IN NORTHERN MINNESOTA – Hunting is a lot of things, including, these days, driving around. Or what might appear to be driving around. Bill Marchel, Rolf Moen and I were doing just that Thursday, north by northwest of Brainerd, gravel roads leading us, we hoped, to woods laden with ruffed grouse and woodcock.
We knew we would find no such woods. The grouse's 10-year population cycle is trending down. And we were in between flights of woodcock, a migrator whose abundance will increase when more northern birds pass through in a couple of weeks. Still, there we were, wearing blaze orange shirts, vests and caps, driving from grouse woods to grouse woods, our hopes up, as always, and two dogs with us, a German shorthair and a black Labrador.
Bill first hunted grouse in this part of the state when he was a teenager. Armed with an 870 Remington and a makeshift hunting outfit, he and a few buddies, their newly minted driver's licenses in their pockets, vectored an hour or so beyond the Brainerd city limits to bushwhack some of the same tangles of mixed-age aspen, gray dogwood and hazel that he, Rolf and I still bushwhack today.
So it was Thursday, beneath steel gray skies, intermittent to driving around, we parked alongside likely grouse and woodcock haunts that for us had some history.

▸ **PROBLEM DESCRIPTION**
In the grouse-hunting text, what two kinds of dogs were with the hunters?

▸ **RECORD EXCERPTS**
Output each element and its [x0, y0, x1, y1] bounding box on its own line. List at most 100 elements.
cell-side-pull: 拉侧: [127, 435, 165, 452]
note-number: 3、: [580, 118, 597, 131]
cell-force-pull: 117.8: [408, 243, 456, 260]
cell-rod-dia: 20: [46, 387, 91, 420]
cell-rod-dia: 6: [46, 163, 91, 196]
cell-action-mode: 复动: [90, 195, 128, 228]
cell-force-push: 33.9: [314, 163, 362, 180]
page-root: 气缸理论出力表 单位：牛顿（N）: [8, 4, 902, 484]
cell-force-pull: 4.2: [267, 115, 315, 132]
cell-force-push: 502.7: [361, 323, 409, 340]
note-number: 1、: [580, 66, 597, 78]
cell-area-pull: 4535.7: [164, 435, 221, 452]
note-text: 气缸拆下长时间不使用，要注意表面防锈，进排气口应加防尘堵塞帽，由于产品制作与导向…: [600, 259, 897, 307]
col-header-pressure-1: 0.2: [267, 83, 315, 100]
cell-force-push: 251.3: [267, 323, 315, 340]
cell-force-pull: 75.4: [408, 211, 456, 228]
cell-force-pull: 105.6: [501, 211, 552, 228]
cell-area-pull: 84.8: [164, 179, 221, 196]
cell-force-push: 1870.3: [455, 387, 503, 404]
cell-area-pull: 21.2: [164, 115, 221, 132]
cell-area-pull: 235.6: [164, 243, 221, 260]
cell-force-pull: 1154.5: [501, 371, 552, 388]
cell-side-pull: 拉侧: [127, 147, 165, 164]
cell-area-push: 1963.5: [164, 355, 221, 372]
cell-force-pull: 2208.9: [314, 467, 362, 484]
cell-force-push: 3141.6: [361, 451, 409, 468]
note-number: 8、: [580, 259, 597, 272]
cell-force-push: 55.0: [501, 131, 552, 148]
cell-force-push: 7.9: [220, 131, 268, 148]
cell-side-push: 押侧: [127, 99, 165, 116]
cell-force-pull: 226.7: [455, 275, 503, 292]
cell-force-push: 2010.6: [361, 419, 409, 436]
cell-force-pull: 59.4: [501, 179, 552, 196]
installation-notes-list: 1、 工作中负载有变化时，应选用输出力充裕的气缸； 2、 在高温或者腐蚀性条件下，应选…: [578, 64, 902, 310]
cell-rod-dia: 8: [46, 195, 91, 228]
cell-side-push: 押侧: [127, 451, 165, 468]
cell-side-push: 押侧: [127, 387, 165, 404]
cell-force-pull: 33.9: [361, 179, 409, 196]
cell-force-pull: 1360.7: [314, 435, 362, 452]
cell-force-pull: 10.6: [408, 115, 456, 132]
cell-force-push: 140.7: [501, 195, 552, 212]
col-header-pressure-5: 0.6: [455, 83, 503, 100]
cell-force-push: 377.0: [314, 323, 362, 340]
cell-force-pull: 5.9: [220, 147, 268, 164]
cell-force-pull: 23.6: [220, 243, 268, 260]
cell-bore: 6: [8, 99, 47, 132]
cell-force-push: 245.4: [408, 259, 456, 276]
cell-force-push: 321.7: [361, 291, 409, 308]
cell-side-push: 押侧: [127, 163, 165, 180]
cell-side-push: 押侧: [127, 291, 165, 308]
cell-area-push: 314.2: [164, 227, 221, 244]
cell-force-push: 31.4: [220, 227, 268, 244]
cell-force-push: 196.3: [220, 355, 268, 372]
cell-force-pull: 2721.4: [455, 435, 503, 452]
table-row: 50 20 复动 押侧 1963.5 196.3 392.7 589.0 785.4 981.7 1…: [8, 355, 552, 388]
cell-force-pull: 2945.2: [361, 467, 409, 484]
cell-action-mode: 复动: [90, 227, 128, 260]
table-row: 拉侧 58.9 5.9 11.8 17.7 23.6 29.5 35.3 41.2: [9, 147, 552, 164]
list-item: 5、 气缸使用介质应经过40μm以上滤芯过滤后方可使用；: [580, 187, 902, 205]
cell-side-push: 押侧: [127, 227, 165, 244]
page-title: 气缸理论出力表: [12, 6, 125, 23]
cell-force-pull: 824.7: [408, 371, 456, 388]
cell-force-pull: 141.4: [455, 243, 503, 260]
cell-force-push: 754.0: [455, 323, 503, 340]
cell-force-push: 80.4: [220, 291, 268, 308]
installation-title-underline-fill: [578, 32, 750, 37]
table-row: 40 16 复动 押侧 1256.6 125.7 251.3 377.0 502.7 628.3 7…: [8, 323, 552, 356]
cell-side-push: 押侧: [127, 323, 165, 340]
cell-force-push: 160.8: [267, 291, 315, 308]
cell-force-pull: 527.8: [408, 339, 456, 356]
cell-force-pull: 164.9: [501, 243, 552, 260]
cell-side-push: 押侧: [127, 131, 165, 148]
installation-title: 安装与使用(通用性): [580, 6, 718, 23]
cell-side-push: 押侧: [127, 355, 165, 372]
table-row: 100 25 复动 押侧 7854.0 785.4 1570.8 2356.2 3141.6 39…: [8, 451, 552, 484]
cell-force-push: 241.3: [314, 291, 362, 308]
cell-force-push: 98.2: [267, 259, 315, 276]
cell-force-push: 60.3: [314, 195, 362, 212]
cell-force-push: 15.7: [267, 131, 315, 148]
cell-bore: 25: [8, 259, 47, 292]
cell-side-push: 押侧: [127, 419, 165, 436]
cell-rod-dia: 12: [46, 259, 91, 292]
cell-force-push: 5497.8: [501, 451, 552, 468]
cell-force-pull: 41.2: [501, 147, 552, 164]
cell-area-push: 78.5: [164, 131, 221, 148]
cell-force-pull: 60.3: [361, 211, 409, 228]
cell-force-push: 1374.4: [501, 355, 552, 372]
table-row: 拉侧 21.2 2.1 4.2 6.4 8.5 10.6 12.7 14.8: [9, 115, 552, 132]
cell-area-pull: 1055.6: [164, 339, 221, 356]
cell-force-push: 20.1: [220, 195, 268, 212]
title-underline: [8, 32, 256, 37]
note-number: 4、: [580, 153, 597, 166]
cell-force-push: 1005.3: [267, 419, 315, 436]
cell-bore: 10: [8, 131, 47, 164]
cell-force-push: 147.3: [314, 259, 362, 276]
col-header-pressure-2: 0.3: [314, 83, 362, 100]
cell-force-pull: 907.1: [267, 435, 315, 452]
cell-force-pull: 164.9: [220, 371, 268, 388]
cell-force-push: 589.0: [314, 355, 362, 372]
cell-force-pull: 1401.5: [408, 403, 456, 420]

▸ **REPLY TO THE TASK**
A German shorthair and a black Labrador.